--- BEGIN ---
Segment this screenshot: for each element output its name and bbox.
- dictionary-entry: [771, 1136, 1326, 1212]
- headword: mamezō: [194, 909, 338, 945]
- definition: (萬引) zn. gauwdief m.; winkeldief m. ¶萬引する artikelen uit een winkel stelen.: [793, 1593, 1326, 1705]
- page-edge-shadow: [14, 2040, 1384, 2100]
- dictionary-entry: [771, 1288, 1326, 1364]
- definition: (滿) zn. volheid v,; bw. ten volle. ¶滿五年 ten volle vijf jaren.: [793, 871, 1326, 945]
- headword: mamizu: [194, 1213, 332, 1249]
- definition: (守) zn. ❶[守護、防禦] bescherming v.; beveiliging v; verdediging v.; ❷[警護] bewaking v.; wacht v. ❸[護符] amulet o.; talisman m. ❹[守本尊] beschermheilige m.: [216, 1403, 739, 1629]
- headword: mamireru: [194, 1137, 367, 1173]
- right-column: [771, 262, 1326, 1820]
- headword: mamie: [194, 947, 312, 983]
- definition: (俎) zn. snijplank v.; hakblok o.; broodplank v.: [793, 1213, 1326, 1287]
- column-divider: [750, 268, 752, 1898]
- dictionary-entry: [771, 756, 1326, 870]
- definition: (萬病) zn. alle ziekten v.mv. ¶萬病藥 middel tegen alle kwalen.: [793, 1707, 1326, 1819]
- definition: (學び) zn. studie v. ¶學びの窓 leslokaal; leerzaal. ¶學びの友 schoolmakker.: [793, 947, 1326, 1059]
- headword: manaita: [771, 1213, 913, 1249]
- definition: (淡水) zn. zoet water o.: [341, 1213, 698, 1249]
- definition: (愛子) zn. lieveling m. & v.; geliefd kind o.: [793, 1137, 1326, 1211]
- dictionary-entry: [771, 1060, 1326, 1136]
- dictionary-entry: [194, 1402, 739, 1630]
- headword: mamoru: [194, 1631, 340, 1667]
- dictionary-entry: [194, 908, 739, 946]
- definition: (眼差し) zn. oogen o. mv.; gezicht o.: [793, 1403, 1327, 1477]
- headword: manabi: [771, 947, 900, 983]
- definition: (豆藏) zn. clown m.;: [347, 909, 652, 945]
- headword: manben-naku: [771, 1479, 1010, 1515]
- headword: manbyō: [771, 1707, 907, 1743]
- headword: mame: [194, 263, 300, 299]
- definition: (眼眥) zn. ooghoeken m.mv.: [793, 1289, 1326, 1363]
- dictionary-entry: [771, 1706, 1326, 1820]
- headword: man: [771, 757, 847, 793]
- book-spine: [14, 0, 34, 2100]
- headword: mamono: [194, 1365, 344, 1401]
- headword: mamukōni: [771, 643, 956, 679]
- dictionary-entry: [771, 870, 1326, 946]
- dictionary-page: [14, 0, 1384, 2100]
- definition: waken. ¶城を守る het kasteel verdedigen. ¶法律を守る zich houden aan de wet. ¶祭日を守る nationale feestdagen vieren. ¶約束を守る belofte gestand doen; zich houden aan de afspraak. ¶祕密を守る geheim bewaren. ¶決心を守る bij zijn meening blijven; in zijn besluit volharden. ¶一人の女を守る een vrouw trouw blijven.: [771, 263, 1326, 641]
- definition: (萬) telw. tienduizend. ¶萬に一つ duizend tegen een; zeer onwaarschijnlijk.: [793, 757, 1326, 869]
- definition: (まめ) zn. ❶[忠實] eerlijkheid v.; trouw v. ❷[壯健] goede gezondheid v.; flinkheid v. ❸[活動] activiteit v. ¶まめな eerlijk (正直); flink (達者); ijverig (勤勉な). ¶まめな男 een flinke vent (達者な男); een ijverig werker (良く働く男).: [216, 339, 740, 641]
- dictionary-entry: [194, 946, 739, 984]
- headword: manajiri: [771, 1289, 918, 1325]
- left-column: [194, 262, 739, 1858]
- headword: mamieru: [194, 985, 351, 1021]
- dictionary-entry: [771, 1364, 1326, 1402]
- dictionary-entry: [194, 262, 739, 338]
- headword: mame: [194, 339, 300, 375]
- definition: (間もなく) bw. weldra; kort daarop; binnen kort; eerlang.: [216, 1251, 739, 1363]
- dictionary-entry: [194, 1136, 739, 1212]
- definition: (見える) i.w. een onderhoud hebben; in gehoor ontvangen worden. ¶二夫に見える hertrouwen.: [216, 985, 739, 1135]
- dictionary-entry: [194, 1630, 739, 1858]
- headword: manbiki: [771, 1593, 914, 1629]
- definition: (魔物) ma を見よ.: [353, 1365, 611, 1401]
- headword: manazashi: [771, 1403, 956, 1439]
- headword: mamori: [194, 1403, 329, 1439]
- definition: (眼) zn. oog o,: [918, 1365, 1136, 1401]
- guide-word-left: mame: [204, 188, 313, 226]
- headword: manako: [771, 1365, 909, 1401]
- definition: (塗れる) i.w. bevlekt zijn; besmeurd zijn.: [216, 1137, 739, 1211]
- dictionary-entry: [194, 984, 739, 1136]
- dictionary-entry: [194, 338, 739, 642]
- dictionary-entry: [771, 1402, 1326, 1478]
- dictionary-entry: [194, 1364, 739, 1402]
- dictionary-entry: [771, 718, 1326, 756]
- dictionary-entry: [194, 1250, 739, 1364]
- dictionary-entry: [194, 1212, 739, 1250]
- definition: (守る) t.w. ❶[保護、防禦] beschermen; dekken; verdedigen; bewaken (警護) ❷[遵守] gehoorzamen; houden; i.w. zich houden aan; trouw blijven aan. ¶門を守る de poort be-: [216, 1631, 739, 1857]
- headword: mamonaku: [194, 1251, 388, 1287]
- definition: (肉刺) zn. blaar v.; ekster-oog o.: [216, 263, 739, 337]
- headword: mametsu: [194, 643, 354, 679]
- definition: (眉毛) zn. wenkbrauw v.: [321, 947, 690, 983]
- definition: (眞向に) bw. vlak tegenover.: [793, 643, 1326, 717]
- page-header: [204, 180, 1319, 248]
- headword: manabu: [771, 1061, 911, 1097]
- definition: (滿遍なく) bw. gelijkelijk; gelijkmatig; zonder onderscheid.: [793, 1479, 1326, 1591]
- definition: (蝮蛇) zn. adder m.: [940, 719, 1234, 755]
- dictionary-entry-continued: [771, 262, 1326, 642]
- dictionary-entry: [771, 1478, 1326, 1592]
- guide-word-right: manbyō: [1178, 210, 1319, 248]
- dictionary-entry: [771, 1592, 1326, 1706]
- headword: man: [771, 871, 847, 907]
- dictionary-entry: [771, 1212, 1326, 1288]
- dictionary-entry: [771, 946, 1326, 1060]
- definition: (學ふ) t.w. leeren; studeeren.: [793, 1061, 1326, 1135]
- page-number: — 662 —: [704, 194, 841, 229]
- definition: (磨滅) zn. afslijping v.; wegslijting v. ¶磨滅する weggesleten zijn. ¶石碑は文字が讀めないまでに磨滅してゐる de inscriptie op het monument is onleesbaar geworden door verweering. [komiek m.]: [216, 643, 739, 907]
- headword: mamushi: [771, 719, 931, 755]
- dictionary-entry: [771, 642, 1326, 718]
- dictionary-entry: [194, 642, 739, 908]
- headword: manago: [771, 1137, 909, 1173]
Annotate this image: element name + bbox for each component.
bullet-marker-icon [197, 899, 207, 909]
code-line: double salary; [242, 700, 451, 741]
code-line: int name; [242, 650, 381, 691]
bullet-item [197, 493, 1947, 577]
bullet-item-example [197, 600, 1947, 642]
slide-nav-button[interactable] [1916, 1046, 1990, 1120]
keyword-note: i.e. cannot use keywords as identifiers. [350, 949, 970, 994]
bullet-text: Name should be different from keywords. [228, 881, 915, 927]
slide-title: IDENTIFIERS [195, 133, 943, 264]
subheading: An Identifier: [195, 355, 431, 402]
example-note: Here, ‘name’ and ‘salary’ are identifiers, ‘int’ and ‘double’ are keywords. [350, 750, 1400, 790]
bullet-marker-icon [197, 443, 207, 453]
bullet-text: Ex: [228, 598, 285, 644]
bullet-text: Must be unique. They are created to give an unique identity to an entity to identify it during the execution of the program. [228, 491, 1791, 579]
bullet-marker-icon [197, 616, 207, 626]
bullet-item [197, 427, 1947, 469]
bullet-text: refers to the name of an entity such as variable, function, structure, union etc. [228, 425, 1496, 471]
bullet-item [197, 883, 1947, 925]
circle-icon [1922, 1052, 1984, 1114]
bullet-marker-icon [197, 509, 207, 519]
--- END ---
• Short exercise:
Copy the data word for word, from its first line up to and including the line that contains "- definition: (萬引)".

• Finished task:
Segment this screenshot: for each element output its name and bbox.
- dictionary-entry: [771, 1136, 1326, 1212]
- headword: mamezō: [194, 909, 338, 945]
- definition: (萬引) zn. gauwdief m.; winkeldief m. ¶萬引する artikelen uit een winkel stelen.: [793, 1593, 1326, 1705]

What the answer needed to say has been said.